--- MATERIALS PROVIDED ---

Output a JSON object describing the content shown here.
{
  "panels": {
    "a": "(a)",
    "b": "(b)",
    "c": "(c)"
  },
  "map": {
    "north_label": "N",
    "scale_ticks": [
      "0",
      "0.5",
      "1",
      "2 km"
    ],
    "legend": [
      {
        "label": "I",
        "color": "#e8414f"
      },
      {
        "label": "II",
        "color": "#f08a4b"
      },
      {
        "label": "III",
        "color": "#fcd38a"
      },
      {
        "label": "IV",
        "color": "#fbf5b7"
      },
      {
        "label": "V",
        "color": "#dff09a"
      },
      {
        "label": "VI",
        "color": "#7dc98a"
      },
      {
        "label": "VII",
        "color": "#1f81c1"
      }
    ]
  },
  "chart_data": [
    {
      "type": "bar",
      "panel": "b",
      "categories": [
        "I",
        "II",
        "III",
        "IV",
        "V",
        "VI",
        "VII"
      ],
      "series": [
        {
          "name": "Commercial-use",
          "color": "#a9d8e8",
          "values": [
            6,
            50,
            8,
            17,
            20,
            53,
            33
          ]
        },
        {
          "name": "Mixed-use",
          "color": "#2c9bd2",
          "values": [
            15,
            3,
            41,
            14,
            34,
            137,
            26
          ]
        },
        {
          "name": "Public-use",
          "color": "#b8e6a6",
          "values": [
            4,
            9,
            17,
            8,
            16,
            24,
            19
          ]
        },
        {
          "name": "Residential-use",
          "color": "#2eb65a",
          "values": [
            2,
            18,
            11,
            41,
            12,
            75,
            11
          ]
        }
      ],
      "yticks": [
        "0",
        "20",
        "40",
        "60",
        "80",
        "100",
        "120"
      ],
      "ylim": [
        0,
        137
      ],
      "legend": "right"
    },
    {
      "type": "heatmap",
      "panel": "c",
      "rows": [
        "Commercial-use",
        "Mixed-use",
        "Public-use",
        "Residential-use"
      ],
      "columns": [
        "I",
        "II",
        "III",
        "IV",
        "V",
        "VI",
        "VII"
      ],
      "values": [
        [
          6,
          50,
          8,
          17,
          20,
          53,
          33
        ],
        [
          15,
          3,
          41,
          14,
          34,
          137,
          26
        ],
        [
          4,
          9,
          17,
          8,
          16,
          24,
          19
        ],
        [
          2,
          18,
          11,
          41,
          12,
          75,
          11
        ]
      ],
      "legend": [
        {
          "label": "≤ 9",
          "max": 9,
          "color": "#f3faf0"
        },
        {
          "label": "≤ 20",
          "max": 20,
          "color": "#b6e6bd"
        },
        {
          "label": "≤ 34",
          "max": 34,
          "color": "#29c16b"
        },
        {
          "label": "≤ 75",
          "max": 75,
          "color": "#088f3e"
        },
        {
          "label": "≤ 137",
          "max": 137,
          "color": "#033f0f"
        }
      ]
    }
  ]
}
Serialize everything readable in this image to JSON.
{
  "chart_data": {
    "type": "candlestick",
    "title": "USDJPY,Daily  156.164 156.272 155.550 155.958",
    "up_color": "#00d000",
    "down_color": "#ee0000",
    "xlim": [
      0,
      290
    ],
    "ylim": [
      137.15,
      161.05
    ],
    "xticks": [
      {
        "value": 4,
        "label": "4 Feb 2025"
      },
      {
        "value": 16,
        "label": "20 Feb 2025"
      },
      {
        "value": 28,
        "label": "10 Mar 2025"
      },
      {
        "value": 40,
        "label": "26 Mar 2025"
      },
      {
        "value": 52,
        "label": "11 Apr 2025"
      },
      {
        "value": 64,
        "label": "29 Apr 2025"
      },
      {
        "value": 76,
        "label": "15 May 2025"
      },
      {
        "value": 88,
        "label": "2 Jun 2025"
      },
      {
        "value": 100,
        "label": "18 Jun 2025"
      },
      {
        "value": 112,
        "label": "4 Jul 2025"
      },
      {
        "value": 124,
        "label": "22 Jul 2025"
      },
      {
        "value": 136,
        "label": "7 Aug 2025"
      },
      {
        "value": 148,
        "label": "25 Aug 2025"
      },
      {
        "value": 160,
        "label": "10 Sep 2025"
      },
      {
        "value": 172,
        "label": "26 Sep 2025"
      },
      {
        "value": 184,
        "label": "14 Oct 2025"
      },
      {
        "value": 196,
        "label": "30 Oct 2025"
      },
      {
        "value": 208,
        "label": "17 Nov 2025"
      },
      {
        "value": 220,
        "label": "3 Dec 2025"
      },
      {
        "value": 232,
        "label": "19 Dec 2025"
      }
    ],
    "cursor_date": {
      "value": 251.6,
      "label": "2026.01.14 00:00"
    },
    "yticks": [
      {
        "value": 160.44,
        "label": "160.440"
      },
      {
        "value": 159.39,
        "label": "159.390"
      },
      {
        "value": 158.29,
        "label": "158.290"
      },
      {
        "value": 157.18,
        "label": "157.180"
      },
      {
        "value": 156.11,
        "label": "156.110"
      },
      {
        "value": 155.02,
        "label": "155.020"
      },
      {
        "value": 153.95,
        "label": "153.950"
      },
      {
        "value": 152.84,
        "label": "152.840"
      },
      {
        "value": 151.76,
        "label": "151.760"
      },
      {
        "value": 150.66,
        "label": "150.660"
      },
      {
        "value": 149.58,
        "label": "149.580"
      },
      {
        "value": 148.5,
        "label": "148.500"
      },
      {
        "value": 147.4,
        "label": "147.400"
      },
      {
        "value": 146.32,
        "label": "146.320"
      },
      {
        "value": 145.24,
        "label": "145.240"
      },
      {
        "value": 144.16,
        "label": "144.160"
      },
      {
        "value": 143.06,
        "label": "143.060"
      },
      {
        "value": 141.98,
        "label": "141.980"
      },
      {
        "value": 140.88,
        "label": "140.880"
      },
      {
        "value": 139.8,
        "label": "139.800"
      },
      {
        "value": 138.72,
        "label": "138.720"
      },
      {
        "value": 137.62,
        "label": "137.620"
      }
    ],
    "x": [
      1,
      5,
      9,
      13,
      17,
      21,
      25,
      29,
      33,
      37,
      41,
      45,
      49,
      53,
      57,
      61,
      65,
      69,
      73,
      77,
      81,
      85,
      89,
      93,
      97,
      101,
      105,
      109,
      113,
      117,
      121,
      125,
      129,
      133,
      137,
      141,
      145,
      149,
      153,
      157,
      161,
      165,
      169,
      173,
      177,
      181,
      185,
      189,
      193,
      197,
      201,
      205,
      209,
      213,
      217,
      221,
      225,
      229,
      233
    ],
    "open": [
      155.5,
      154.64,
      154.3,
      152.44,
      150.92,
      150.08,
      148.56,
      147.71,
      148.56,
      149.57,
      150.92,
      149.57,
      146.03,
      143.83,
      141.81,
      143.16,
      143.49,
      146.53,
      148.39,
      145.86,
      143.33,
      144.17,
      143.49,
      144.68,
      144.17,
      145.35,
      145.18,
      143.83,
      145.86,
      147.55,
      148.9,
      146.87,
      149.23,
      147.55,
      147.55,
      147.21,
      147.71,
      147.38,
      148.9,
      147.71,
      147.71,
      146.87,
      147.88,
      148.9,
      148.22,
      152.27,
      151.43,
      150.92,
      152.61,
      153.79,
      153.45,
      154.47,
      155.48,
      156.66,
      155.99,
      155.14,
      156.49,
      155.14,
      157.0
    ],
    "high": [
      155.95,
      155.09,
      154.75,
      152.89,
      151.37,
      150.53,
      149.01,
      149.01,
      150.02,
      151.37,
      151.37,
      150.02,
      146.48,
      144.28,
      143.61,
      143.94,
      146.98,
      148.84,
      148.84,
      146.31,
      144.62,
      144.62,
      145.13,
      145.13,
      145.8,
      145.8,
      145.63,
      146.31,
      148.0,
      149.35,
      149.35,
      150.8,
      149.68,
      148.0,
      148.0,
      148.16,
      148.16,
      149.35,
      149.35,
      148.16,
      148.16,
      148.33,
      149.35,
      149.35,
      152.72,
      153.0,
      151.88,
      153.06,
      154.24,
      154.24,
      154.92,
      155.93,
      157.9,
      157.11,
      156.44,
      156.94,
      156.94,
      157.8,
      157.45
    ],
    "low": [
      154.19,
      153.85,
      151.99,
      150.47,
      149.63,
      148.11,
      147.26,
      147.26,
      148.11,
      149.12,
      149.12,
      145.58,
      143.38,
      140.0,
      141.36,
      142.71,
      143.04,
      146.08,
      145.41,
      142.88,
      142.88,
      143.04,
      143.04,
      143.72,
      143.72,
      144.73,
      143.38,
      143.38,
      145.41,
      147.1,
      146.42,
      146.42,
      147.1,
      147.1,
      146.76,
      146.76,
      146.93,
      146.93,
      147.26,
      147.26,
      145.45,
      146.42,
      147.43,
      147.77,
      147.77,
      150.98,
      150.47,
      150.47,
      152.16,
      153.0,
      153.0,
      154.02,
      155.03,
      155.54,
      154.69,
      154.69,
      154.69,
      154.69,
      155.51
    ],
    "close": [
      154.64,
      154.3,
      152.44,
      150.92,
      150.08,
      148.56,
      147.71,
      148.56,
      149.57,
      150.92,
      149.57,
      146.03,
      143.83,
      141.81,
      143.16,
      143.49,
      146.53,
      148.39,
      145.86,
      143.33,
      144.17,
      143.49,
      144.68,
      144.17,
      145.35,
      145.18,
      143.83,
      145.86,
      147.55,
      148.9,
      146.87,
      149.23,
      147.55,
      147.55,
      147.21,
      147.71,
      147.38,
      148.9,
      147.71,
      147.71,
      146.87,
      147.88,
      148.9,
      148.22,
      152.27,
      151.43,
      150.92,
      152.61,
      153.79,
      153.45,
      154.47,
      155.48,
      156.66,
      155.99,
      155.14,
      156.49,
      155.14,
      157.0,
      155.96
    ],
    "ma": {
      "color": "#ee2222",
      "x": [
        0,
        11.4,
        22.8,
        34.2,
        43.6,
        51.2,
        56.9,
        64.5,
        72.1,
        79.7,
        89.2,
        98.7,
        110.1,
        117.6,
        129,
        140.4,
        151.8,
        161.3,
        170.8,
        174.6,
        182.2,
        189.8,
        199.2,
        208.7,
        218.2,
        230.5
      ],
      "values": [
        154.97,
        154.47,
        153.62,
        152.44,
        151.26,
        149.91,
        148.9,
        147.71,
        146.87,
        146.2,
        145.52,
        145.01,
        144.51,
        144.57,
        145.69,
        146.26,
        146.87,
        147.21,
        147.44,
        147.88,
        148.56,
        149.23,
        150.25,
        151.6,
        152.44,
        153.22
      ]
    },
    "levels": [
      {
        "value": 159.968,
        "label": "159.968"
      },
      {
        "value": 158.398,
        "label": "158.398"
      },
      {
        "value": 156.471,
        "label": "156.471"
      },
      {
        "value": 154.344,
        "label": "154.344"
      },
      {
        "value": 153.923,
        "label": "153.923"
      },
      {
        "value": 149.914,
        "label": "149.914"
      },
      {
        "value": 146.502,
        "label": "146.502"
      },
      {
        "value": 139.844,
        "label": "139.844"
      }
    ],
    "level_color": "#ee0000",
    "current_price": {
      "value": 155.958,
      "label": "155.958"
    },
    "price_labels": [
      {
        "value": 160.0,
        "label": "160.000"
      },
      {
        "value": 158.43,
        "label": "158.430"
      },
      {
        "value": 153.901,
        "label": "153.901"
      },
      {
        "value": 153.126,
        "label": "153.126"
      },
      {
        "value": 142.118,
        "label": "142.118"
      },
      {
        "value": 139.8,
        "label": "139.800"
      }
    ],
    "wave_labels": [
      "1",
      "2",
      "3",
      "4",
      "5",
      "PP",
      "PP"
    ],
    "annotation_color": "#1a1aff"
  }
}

---

** WHAT THE TASK ASKS **
Write out every line of the listing that holds the word "Residential".

** COMPLETE RESPONSE **
          "name": "Residential-use",
        "Residential-use"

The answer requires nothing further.